**Data for processing**.
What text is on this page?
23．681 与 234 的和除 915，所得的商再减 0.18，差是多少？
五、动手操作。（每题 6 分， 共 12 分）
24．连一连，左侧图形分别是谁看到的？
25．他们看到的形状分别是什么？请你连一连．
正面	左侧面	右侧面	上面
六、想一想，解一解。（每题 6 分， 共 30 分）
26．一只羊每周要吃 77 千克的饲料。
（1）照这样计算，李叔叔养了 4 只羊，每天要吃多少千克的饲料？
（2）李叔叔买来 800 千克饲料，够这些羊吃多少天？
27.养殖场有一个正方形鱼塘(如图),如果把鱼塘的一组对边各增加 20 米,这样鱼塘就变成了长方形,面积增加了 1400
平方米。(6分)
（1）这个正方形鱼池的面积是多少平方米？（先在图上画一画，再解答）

**Exercise details**. Reproduce the records above exactly.

**Full answer**.
What text is on this page?
23．681 与 234 的和除 915，所得的商再减 0.18，差是多少？
五、动手操作。（每题 6 分， 共 12 分）
24．连一连，左侧图形分别是谁看到的？
25．他们看到的形状分别是什么？请你连一连．
正面	左侧面	右侧面	上面
六、想一想，解一解。（每题 6 分， 共 30 分）
26．一只羊每周要吃 77 千克的饲料。
（1）照这样计算，李叔叔养了 4 只羊，每天要吃多少千克的饲料？
（2）李叔叔买来 800 千克饲料，够这些羊吃多少天？
27.养殖场有一个正方形鱼塘(如图),如果把鱼塘的一组对边各增加 20 米,这样鱼塘就变成了长方形,面积增加了 1400
平方米。(6分)
（1）这个正方形鱼池的面积是多少平方米？（先在图上画一画，再解答）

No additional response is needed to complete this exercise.